**Task instructions**
Note each line of the listing that contains the string "Credit", and copy it.

Dataset records:
━━━━━━━━━━━━━━━━━━━━━━━━━━━━━━

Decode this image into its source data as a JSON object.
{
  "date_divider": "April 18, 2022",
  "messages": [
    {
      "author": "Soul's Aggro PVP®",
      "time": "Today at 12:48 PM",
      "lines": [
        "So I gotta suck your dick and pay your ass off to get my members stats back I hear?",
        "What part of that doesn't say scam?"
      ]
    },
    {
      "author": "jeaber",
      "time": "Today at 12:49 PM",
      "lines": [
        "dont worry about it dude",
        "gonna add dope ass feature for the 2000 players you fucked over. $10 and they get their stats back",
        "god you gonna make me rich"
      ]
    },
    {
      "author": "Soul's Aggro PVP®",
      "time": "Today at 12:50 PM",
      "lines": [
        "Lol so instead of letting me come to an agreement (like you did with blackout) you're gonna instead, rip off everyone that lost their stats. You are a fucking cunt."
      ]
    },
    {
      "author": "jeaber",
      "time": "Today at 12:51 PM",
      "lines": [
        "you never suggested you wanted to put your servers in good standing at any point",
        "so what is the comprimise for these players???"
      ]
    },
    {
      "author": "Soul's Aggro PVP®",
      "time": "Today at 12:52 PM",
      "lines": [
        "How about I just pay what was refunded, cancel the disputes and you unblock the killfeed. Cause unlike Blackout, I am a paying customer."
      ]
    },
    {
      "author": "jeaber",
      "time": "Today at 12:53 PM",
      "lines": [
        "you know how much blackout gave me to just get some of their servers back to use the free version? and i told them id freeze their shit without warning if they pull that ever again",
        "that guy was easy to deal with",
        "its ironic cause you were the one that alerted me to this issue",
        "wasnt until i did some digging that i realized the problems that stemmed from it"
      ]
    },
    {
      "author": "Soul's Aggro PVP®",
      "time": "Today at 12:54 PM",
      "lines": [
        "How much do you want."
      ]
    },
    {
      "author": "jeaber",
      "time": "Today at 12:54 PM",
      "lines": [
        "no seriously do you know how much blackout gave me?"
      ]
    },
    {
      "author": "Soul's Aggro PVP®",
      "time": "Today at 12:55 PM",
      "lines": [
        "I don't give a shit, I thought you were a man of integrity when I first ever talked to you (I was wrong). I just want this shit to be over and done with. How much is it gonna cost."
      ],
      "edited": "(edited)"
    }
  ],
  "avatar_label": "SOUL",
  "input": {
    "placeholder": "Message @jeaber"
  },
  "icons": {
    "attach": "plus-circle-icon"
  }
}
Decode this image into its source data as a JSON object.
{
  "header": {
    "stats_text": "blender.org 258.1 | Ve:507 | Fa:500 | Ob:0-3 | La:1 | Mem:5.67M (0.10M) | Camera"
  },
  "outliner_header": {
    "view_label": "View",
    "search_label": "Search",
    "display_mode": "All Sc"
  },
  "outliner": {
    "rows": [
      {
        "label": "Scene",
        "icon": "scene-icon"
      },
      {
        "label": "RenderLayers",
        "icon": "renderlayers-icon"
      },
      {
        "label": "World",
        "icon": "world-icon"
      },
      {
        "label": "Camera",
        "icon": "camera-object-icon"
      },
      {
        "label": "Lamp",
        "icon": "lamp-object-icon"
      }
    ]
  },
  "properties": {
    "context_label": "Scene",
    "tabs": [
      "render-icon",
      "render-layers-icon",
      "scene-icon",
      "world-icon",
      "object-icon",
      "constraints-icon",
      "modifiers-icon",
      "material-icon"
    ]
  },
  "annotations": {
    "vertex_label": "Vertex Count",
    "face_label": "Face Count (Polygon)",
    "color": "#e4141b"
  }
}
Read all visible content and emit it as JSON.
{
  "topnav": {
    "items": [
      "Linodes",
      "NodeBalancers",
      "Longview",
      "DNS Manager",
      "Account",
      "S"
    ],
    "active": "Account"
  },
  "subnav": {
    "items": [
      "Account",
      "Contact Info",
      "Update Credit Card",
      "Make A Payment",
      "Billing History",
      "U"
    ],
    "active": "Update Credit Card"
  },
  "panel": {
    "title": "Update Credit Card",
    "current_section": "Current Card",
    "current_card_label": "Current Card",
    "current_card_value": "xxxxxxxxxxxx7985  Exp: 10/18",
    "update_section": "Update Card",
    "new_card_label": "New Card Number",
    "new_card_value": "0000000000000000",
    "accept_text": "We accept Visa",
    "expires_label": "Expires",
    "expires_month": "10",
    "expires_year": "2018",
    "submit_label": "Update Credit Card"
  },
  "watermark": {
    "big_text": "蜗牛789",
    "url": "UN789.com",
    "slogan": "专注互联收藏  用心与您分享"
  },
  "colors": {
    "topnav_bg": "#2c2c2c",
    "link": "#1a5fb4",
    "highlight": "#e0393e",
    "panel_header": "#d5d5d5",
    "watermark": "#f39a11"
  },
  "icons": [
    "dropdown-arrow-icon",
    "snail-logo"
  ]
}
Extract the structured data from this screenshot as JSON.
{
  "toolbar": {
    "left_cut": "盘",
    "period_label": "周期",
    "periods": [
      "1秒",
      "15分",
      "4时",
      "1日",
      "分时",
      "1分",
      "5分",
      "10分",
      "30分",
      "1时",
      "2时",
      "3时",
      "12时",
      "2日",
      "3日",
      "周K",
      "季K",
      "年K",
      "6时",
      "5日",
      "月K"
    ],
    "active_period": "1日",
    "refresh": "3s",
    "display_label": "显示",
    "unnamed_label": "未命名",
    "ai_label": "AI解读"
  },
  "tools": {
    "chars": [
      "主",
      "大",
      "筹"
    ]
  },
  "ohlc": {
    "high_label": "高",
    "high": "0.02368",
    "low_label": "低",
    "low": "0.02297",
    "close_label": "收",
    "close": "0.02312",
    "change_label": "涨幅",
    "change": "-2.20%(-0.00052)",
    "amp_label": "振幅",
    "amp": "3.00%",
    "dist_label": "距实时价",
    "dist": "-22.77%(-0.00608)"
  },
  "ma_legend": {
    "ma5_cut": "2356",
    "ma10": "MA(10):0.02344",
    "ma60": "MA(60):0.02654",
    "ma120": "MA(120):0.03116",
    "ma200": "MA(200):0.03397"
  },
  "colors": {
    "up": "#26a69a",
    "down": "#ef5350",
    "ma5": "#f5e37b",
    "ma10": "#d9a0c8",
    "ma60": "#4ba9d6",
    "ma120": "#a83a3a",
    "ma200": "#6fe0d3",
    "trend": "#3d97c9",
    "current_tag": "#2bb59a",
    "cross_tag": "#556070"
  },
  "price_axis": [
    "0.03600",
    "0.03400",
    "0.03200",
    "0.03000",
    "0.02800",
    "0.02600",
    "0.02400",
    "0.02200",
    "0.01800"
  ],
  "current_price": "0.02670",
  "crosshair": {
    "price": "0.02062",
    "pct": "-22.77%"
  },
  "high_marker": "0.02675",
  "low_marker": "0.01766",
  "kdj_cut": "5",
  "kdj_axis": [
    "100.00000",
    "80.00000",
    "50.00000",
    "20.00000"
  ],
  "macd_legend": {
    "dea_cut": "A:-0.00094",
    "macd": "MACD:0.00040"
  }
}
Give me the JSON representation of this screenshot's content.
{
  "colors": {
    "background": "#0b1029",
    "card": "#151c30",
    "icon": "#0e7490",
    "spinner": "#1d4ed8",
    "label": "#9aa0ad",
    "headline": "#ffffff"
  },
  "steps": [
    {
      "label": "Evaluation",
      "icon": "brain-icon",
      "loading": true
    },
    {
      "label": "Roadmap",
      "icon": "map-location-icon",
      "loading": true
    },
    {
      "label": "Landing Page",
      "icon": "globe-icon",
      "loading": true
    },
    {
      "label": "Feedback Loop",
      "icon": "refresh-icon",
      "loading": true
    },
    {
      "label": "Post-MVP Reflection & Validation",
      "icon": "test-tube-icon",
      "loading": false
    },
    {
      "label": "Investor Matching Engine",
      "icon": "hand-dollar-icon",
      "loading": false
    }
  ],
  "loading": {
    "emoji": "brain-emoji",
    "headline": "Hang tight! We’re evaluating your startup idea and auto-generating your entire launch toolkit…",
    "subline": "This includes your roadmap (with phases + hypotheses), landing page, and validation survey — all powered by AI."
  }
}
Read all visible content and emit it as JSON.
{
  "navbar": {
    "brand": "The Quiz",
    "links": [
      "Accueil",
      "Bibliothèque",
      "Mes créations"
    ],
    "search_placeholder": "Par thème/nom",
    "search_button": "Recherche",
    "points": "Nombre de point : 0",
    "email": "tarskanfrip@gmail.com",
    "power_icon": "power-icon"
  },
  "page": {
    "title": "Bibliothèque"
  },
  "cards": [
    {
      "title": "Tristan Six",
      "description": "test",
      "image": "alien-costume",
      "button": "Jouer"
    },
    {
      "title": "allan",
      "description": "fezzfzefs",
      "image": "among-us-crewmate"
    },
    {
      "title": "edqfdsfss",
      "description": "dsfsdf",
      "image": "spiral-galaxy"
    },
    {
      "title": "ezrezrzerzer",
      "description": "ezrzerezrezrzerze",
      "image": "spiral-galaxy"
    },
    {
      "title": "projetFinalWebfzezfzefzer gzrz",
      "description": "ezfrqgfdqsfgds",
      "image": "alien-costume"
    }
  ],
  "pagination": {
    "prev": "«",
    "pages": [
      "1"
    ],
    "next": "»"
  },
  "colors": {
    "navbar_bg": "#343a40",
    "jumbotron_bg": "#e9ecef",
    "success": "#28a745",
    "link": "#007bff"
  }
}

━━━━━━━━━━━━━━━━━━━━━━━━━━━━━━

**Result of the exercise**
      "Update Credit Card",
    "active": "Update Credit Card"
    "title": "Update Credit Card",
    "submit_label": "Update Credit Card"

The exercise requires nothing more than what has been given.